» Your goal
Images are not part of the copy; write out the rest of the data exactly as given.

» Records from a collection
○ ○ ○ ○ ○ ○ ○

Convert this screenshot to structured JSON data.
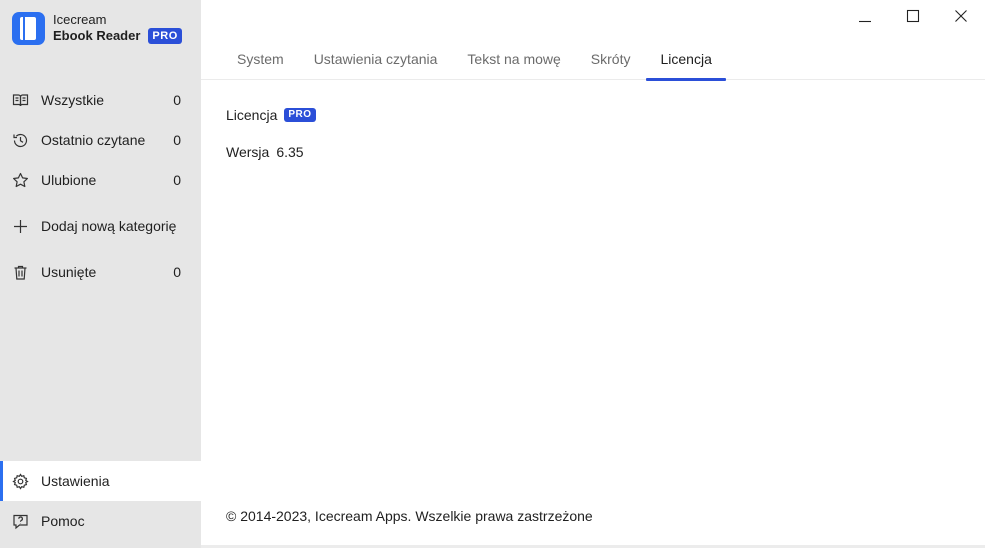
{
  "app": {
    "name_line1": "Icecream",
    "name_line2": "Ebook Reader",
    "badge": "PRO"
  },
  "sidebar": {
    "items": [
      {
        "label": "Wszystkie",
        "count": "0",
        "icon": "book-open-icon"
      },
      {
        "label": "Ostatnio czytane",
        "count": "0",
        "icon": "history-icon"
      },
      {
        "label": "Ulubione",
        "count": "0",
        "icon": "star-icon"
      },
      {
        "label": "Dodaj nową kategorię",
        "icon": "plus-icon"
      },
      {
        "label": "Usunięte",
        "count": "0",
        "icon": "trash-icon"
      }
    ],
    "bottom": [
      {
        "label": "Ustawienia",
        "icon": "gear-icon",
        "active": true
      },
      {
        "label": "Pomoc",
        "icon": "help-icon"
      }
    ]
  },
  "tabs": [
    {
      "label": "System"
    },
    {
      "label": "Ustawienia czytania"
    },
    {
      "label": "Tekst na mowę"
    },
    {
      "label": "Skróty"
    },
    {
      "label": "Licencja",
      "active": true
    }
  ],
  "license": {
    "label": "Licencja",
    "badge": "PRO",
    "version_label": "Wersja",
    "version_value": "6.35"
  },
  "footer": {
    "copyright": "© 2014-2023, Icecream Apps. Wszelkie prawa zastrzeżone"
  },
  "colors": {
    "accent": "#2b4fd8",
    "logo": "#2b6ff0",
    "sidebar_bg": "#e6e6e6"
  }
}
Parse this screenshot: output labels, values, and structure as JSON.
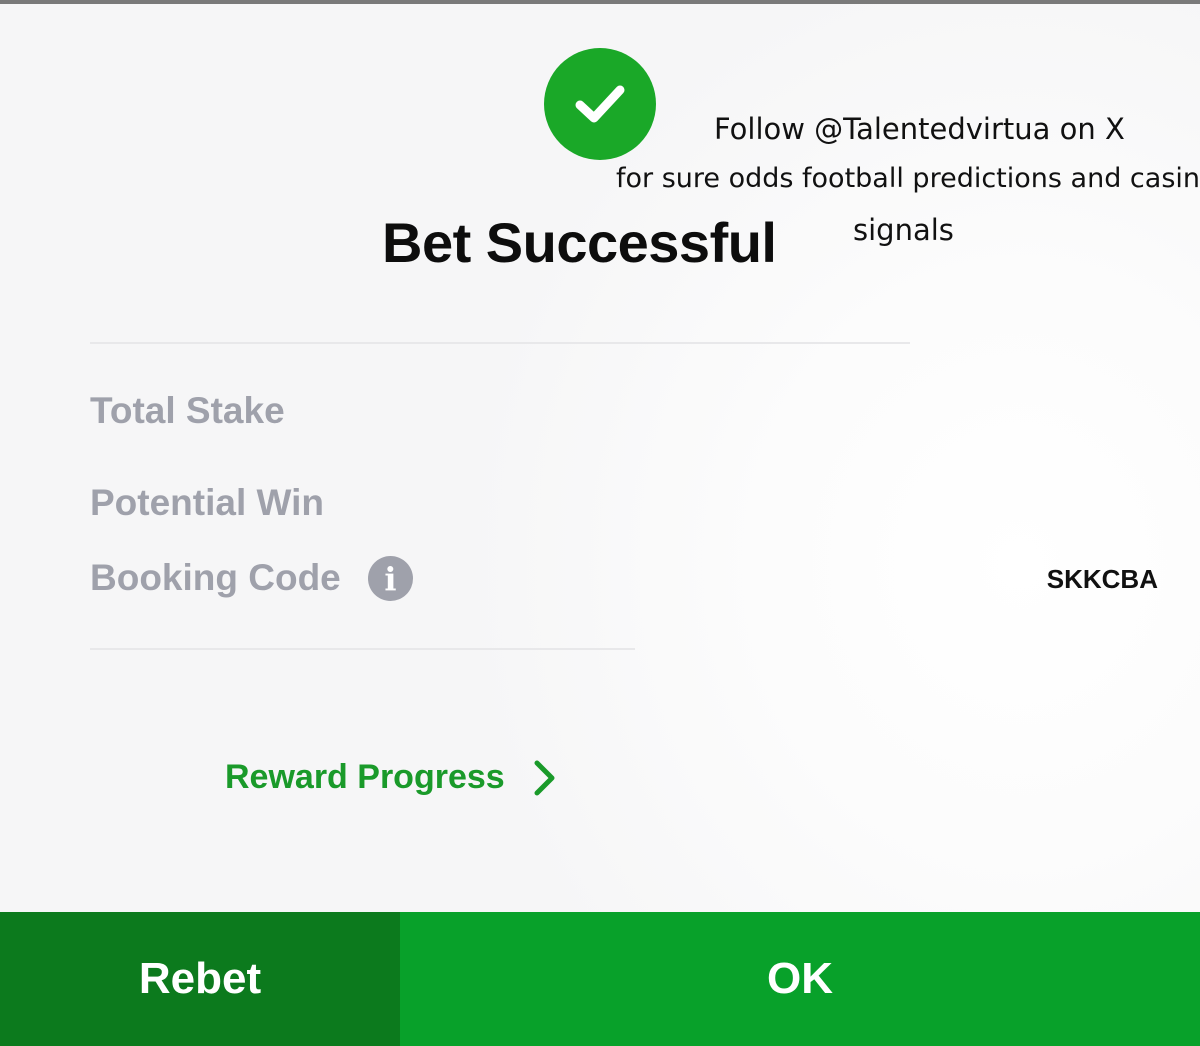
{
  "dialog": {
    "title": "Bet Successful",
    "rows": [
      {
        "label": "Total Stake",
        "value": ""
      },
      {
        "label": "Potential Win",
        "value": ""
      },
      {
        "label": "Booking Code",
        "value": "SKKCBA"
      }
    ],
    "info_icon_glyph": "i",
    "reward_link_label": "Reward Progress",
    "rebet_label": "Rebet",
    "ok_label": "OK"
  },
  "overlay": {
    "line1": "Follow @Talentedvirtua on X",
    "line2": "for sure odds football predictions and casino",
    "line3": "signals"
  },
  "colors": {
    "success_green": "#1aa828",
    "link_green": "#1a9a2a",
    "rebet_bg": "#0c7a1d",
    "ok_bg": "#08a12a",
    "muted_label": "#9fa1ab"
  },
  "icons": {
    "success": "checkmark-circle-icon",
    "info": "info-icon",
    "chevron": "chevron-right-icon"
  }
}
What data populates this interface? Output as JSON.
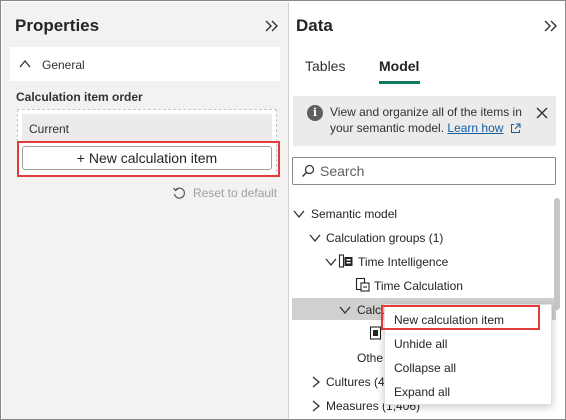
{
  "properties_pane": {
    "title": "Properties",
    "section_label": "General",
    "order_label": "Calculation item order",
    "current_item": "Current",
    "new_item_button": "+ New calculation item",
    "reset_label": "Reset to default"
  },
  "data_pane": {
    "title": "Data",
    "tabs": [
      {
        "label": "Tables",
        "active": false
      },
      {
        "label": "Model",
        "active": true
      }
    ],
    "info_banner": {
      "text": "View and organize all of the items in your semantic model.",
      "link": "Learn how"
    },
    "search_placeholder": "Search",
    "tree": {
      "semantic_model": "Semantic model",
      "calc_groups": "Calculation groups (1)",
      "time_intelligence": "Time Intelligence",
      "time_calculation": "Time Calculation",
      "calc_items_partial": "Calcu",
      "other_partial": "Othe",
      "cultures": "Cultures (4",
      "measures": "Measures (1,406)"
    }
  },
  "context_menu": {
    "items": [
      "New calculation item",
      "Unhide all",
      "Collapse all",
      "Expand all"
    ]
  },
  "colors": {
    "highlight": "#e23b3b",
    "tab_accent": "#117865",
    "link": "#115ea3"
  }
}
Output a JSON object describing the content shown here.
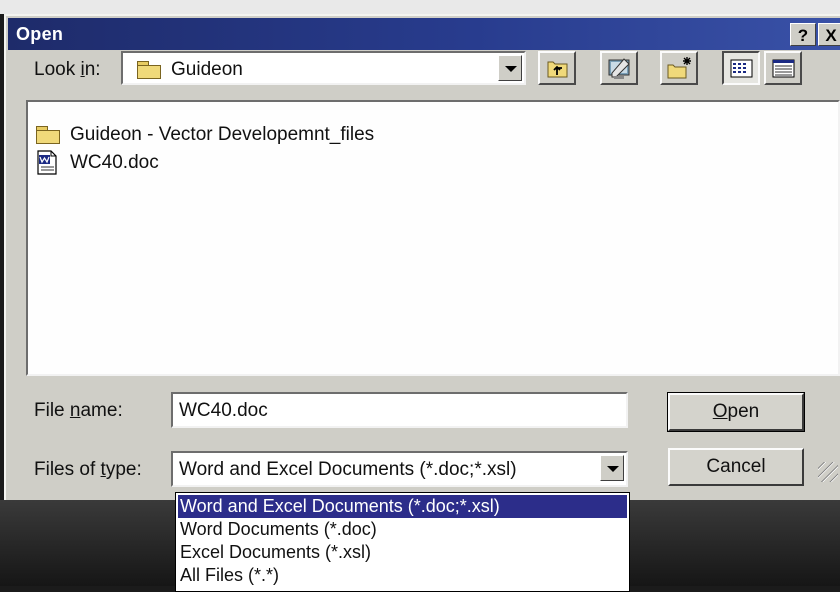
{
  "window": {
    "title": "Open",
    "help_glyph": "?",
    "close_glyph": "X"
  },
  "look_in": {
    "label_prefix": "Look ",
    "label_accel": "i",
    "label_suffix": "n:",
    "value": "Guideon",
    "icon": "folder-icon"
  },
  "toolbar": {
    "icons": [
      "up-one-level-icon",
      "desktop-icon",
      "new-folder-icon",
      "list-view-icon",
      "details-view-icon"
    ]
  },
  "files": [
    {
      "name": "Guideon - Vector Developemnt_files",
      "icon": "folder-icon"
    },
    {
      "name": "WC40.doc",
      "icon": "word-document-icon"
    }
  ],
  "file_name": {
    "label_prefix": "File ",
    "label_accel": "n",
    "label_suffix": "ame:",
    "value": "WC40.doc"
  },
  "files_of_type": {
    "label_prefix": "Files of ",
    "label_accel": "t",
    "label_suffix": "ype:",
    "value": "Word and Excel Documents (*.doc;*.xsl)",
    "options": [
      "Word and Excel Documents (*.doc;*.xsl)",
      "Word Documents (*.doc)",
      "Excel Documents (*.xsl)",
      "All Files (*.*)"
    ],
    "selected_index": 0
  },
  "buttons": {
    "open_accel": "O",
    "open_rest": "pen",
    "cancel": "Cancel"
  },
  "colors": {
    "titlebar": "#283c8e",
    "selection": "#2c2d8a",
    "face": "#cfcec7"
  }
}
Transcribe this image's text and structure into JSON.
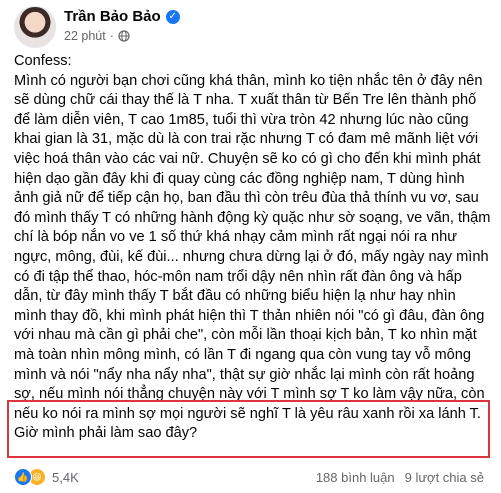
{
  "author": {
    "name": "Trần Bảo Bảo",
    "time": "22 phút",
    "separator": "·"
  },
  "post": {
    "heading": "Confess:",
    "body": "Mình có người bạn chơi cũng khá thân, mình ko tiện nhắc tên ở đây nên sẽ dùng chữ cái thay thế là T nha. T xuất thân từ Bến Tre lên thành phố để làm diễn viên, T cao 1m85, tuổi thì vừa tròn 42 nhưng lúc nào cũng khai gian là 31, mặc dù là con trai rặc nhưng T có đam mê mãnh liệt với việc hoá thân vào các vai nữ. Chuyện sẽ ko có gì cho đến khi mình phát hiện dạo gần đây khi đi quay cùng các đồng nghiệp nam, T dùng hình ảnh giả nữ để tiếp cận họ, ban đầu thì còn trêu đùa thả thính vu vơ, sau đó mình thấy T có những hành động kỳ quặc như sờ soạng, ve vãn, thậm chí là bóp nắn vo ve 1 số thứ khá nhạy cảm mình rất ngại nói ra như ngực, mông, đùi, kế đùi... nhưng chưa dừng lại ở đó, mấy ngày nay mình có đi tập thể thao, hóc-môn nam trổi dậy nên nhìn rất đàn ông và hấp dẫn, từ đây mình thấy T bắt đầu có những biểu hiện lạ như hay nhìn mình thay đồ, khi mình phát hiện thì T thản nhiên nói \"có gì đâu, đàn ông với nhau mà cần gì phải che\", còn mỗi lần thoại kịch bản, T ko nhìn mặt mà toàn nhìn mông mình, có lần T đi ngang qua còn vung tay vỗ mông mình và nói \"nẩy nha nẩy nha\", thật sự giờ nhắc lại mình còn rất hoảng sợ, nếu mình nói thẳng chuyện này với T mình sợ T ko làm vậy nữa, còn nếu ko nói ra mình sợ mọi người sẽ nghĩ T là yêu râu xanh rồi xa lánh T. Giờ mình phải làm sao đây?"
  },
  "footer": {
    "reactions": "5,4K",
    "comments": "188 bình luận",
    "shares": "9 lượt chia sẻ"
  },
  "icons": {
    "verified": "verified-badge-icon",
    "privacy": "globe-icon",
    "like": "like-icon",
    "haha": "haha-icon"
  },
  "colors": {
    "highlight": "#d9363e",
    "verified": "#1877f2",
    "meta": "#65676b"
  }
}
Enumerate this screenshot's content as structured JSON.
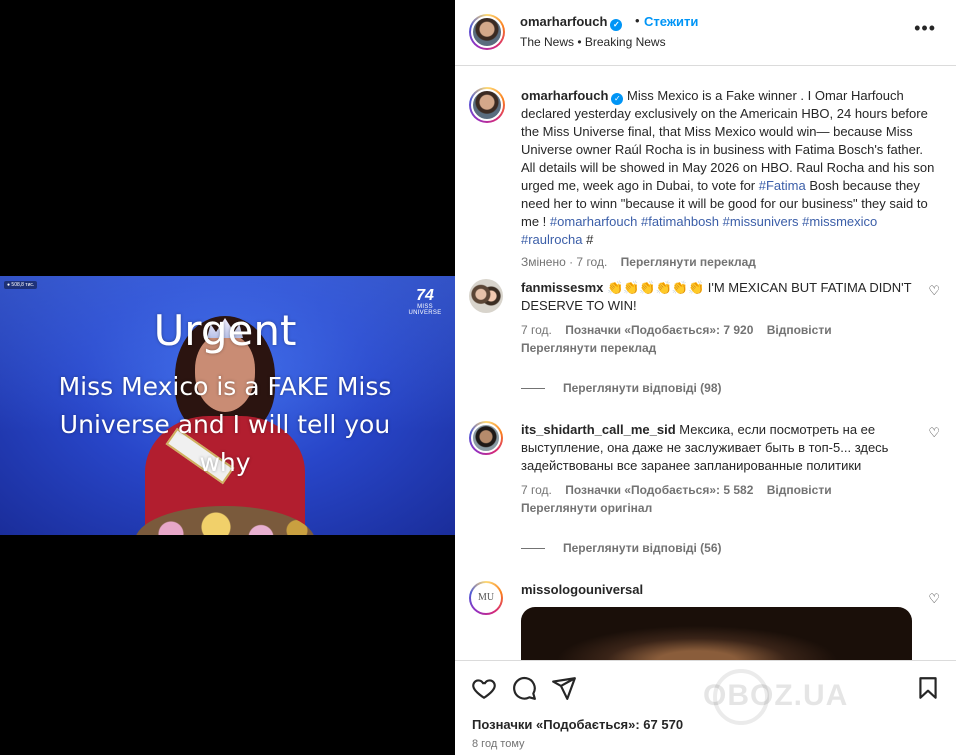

○ ○ ○ ○ ○ ○ ○

» Output of the exercise
Convert this screenshot to structured JSON data.
{
  "app": {
    "name_line1": "Icecream",
    "name_line2": "Ebook Reader",
    "badge": "PRO"
  },
  "sidebar": {
    "items": [
      {
        "label": "Wszystkie",
        "count": "0",
        "icon": "book-open-icon"
      },
      {
        "label": "Ostatnio czytane",
        "count": "0",
        "icon": "history-icon"
      },
      {
        "label": "Ulubione",
        "count": "0",
        "icon": "star-icon"
      },
      {
        "label": "Dodaj nową kategorię",
        "icon": "plus-icon"
      },
      {
        "label": "Usunięte",
        "count": "0",
        "icon": "trash-icon"
      }
    ],
    "bottom": [
      {
        "label": "Ustawienia",
        "icon": "gear-icon",
        "active": true
      },
      {
        "label": "Pomoc",
        "icon": "help-icon"
      }
    ]
  },
  "tabs": [
    {
      "label": "System"
    },
    {
      "label": "Ustawienia czytania"
    },
    {
      "label": "Tekst na mowę"
    },
    {
      "label": "Skróty"
    },
    {
      "label": "Licencja",
      "active": true
    }
  ],
  "license": {
    "label": "Licencja",
    "badge": "PRO",
    "version_label": "Wersja",
    "version_value": "6.35"
  },
  "footer": {
    "copyright": "© 2014-2023, Icecream Apps. Wszelkie prawa zastrzeżone"
  },
  "colors": {
    "accent": "#2b4fd8",
    "logo": "#2b6ff0",
    "sidebar_bg": "#e6e6e6"
  }
}
Parse this screenshot: output labels, values, and structure as JSON.
{
  "dialog": {
    "title": "Bet Successful",
    "rows": [
      {
        "label": "Total Stake",
        "value": ""
      },
      {
        "label": "Potential Win",
        "value": ""
      },
      {
        "label": "Booking Code",
        "value": "SKKCBA"
      }
    ],
    "info_icon_glyph": "i",
    "reward_link_label": "Reward Progress",
    "rebet_label": "Rebet",
    "ok_label": "OK"
  },
  "overlay": {
    "line1": "Follow @Talentedvirtua on X",
    "line2": "for sure odds football predictions and casino",
    "line3": "signals"
  },
  "colors": {
    "success_green": "#1aa828",
    "link_green": "#1a9a2a",
    "rebet_bg": "#0c7a1d",
    "ok_bg": "#08a12a",
    "muted_label": "#9fa1ab"
  },
  "icons": {
    "success": "checkmark-circle-icon",
    "info": "info-icon",
    "chevron": "chevron-right-icon"
  }
}
What data populates this interface? Output as JSON.
{
  "properties_pane": {
    "title": "Properties",
    "section_label": "General",
    "order_label": "Calculation item order",
    "current_item": "Current",
    "new_item_button": "+ New calculation item",
    "reset_label": "Reset to default"
  },
  "data_pane": {
    "title": "Data",
    "tabs": [
      {
        "label": "Tables",
        "active": false
      },
      {
        "label": "Model",
        "active": true
      }
    ],
    "info_banner": {
      "text": "View and organize all of the items in your semantic model.",
      "link": "Learn how"
    },
    "search_placeholder": "Search",
    "tree": {
      "semantic_model": "Semantic model",
      "calc_groups": "Calculation groups (1)",
      "time_intelligence": "Time Intelligence",
      "time_calculation": "Time Calculation",
      "calc_items_partial": "Calcu",
      "other_partial": "Othe",
      "cultures": "Cultures (4",
      "measures": "Measures (1,406)"
    }
  },
  "context_menu": {
    "items": [
      "New calculation item",
      "Unhide all",
      "Collapse all",
      "Expand all"
    ]
  },
  "colors": {
    "highlight": "#e23b3b",
    "tab_accent": "#117865",
    "link": "#115ea3"
  }
}
Output a JSON object describing the content shown here.
{
  "window": {
    "title": "Open",
    "help_glyph": "?",
    "close_glyph": "X"
  },
  "look_in": {
    "label_prefix": "Look ",
    "label_accel": "i",
    "label_suffix": "n:",
    "value": "Guideon",
    "icon": "folder-icon"
  },
  "toolbar": {
    "icons": [
      "up-one-level-icon",
      "desktop-icon",
      "new-folder-icon",
      "list-view-icon",
      "details-view-icon"
    ]
  },
  "files": [
    {
      "name": "Guideon - Vector Developemnt_files",
      "icon": "folder-icon"
    },
    {
      "name": "WC40.doc",
      "icon": "word-document-icon"
    }
  ],
  "file_name": {
    "label_prefix": "File ",
    "label_accel": "n",
    "label_suffix": "ame:",
    "value": "WC40.doc"
  },
  "files_of_type": {
    "label_prefix": "Files of ",
    "label_accel": "t",
    "label_suffix": "ype:",
    "value": "Word and Excel Documents (*.doc;*.xsl)",
    "options": [
      "Word and Excel Documents (*.doc;*.xsl)",
      "Word Documents (*.doc)",
      "Excel Documents (*.xsl)",
      "All Files (*.*)"
    ],
    "selected_index": 0
  },
  "buttons": {
    "open_accel": "O",
    "open_rest": "pen",
    "cancel": "Cancel"
  },
  "colors": {
    "titlebar": "#283c8e",
    "selection": "#2c2d8a",
    "face": "#cfcec7"
  }
}
Transcribe this image's text and structure into JSON.
{
  "author": {
    "name": "Trần Bảo Bảo",
    "time": "22 phút",
    "separator": "·"
  },
  "post": {
    "heading": "Confess:",
    "body": "Mình có người bạn chơi cũng khá thân, mình ko tiện nhắc tên ở đây nên sẽ dùng chữ cái thay thế là T nha. T xuất thân từ Bến Tre lên thành phố để làm diễn viên, T cao 1m85, tuổi thì vừa tròn 42 nhưng lúc nào cũng khai gian là 31, mặc dù là con trai rặc nhưng T có đam mê mãnh liệt với việc hoá thân vào các vai nữ. Chuyện sẽ ko có gì cho đến khi mình phát hiện dạo gần đây khi đi quay cùng các đồng nghiệp nam, T dùng hình ảnh giả nữ để tiếp cận họ, ban đầu thì còn trêu đùa thả thính vu vơ, sau đó mình thấy T có những hành động kỳ quặc như sờ soạng, ve vãn, thậm chí là bóp nắn vo ve 1 số thứ khá nhạy cảm mình rất ngại nói ra như ngực, mông, đùi, kế đùi... nhưng chưa dừng lại ở đó, mấy ngày nay mình có đi tập thể thao, hóc-môn nam trổi dậy nên nhìn rất đàn ông và hấp dẫn, từ đây mình thấy T bắt đầu có những biểu hiện lạ như hay nhìn mình thay đồ, khi mình phát hiện thì T thản nhiên nói \"có gì đâu, đàn ông với nhau mà cần gì phải che\", còn mỗi lần thoại kịch bản, T ko nhìn mặt mà toàn nhìn mông mình, có lần T đi ngang qua còn vung tay vỗ mông mình và nói \"nẩy nha nẩy nha\", thật sự giờ nhắc lại mình còn rất hoảng sợ, nếu mình nói thẳng chuyện này với T mình sợ T ko làm vậy nữa, còn nếu ko nói ra mình sợ mọi người sẽ nghĩ T là yêu râu xanh rồi xa lánh T. Giờ mình phải làm sao đây?"
  },
  "footer": {
    "reactions": "5,4K",
    "comments": "188 bình luận",
    "shares": "9 lượt chia sẻ"
  },
  "icons": {
    "verified": "verified-badge-icon",
    "privacy": "globe-icon",
    "like": "like-icon",
    "haha": "haha-icon"
  },
  "colors": {
    "highlight": "#d9363e",
    "verified": "#1877f2",
    "meta": "#65676b"
  }
}
Enumerate this screenshot's content as structured JSON.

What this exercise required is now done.